━━ Data entries
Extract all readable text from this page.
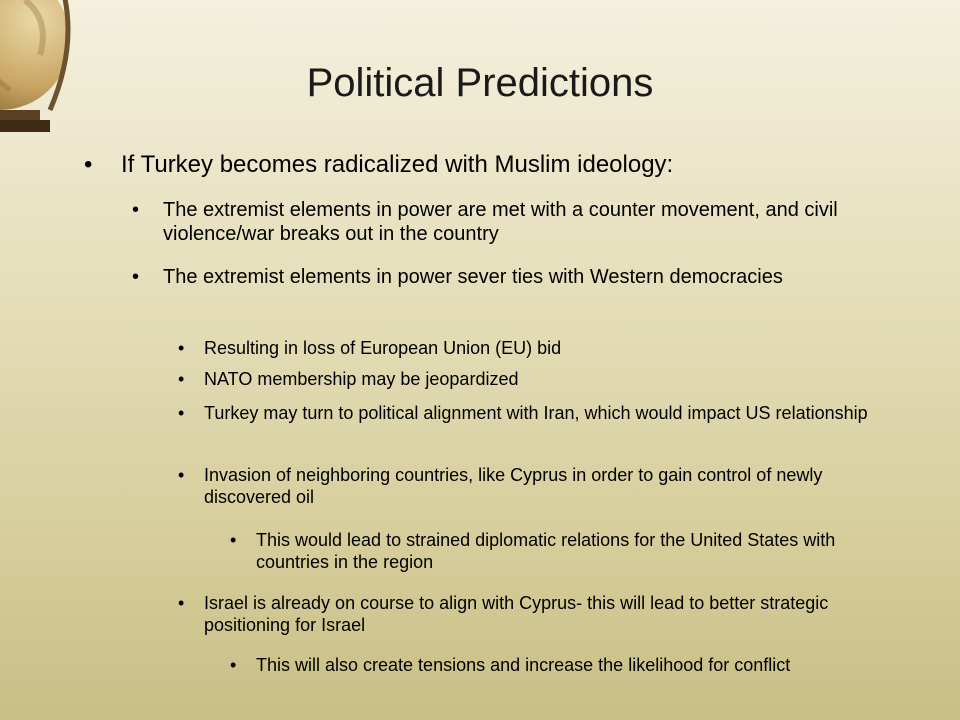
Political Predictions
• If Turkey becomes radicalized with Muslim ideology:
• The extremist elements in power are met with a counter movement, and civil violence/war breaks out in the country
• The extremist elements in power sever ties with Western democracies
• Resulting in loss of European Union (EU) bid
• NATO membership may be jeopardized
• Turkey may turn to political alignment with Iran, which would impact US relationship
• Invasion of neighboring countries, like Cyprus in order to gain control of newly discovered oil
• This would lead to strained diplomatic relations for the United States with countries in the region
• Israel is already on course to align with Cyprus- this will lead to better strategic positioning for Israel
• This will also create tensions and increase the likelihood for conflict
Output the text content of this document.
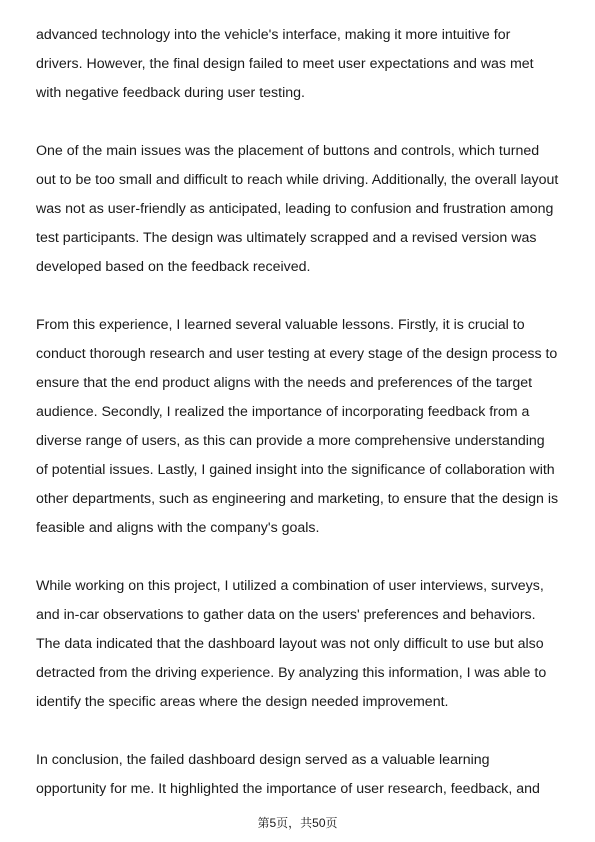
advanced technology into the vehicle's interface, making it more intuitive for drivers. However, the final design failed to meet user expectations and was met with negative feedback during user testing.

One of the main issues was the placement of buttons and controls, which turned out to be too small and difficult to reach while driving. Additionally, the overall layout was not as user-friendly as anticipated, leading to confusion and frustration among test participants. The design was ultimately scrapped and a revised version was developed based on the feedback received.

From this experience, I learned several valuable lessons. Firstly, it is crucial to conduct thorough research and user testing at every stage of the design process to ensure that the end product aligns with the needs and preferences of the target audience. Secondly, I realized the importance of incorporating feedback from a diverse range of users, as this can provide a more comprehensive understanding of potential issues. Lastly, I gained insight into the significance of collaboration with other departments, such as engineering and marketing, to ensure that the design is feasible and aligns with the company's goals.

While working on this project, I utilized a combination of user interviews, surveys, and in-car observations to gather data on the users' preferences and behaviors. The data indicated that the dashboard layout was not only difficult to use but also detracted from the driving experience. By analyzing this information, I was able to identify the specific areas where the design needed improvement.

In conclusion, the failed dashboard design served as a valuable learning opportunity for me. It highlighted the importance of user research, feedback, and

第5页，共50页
━━━━
Task prompt: Copy the records above exactly, omitting every picture.

Solution to this task:
Extract all readable text from this page.
Political Predictions
• If Turkey becomes radicalized with Muslim ideology:
• The extremist elements in power are met with a counter movement, and civil violence/war breaks out in the country
• The extremist elements in power sever ties with Western democracies
• Resulting in loss of European Union (EU) bid
• NATO membership may be jeopardized
• Turkey may turn to political alignment with Iran, which would impact US relationship
• Invasion of neighboring countries, like Cyprus in order to gain control of newly discovered oil
• This would lead to strained diplomatic relations for the United States with countries in the region
• Israel is already on course to align with Cyprus- this will lead to better strategic positioning for Israel
• This will also create tensions and increase the likelihood for conflict
Output the text content of this document.
advanced technology into the vehicle's interface, making it more intuitive for drivers. However, the final design failed to meet user expectations and was met with negative feedback during user testing.

One of the main issues was the placement of buttons and controls, which turned out to be too small and difficult to reach while driving. Additionally, the overall layout was not as user-friendly as anticipated, leading to confusion and frustration among test participants. The design was ultimately scrapped and a revised version was developed based on the feedback received.

From this experience, I learned several valuable lessons. Firstly, it is crucial to conduct thorough research and user testing at every stage of the design process to ensure that the end product aligns with the needs and preferences of the target audience. Secondly, I realized the importance of incorporating feedback from a diverse range of users, as this can provide a more comprehensive understanding of potential issues. Lastly, I gained insight into the significance of collaboration with other departments, such as engineering and marketing, to ensure that the design is feasible and aligns with the company's goals.

While working on this project, I utilized a combination of user interviews, surveys, and in-car observations to gather data on the users' preferences and behaviors. The data indicated that the dashboard layout was not only difficult to use but also detracted from the driving experience. By analyzing this information, I was able to identify the specific areas where the design needed improvement.

In conclusion, the failed dashboard design served as a valuable learning opportunity for me. It highlighted the importance of user research, feedback, and

第5页，共50页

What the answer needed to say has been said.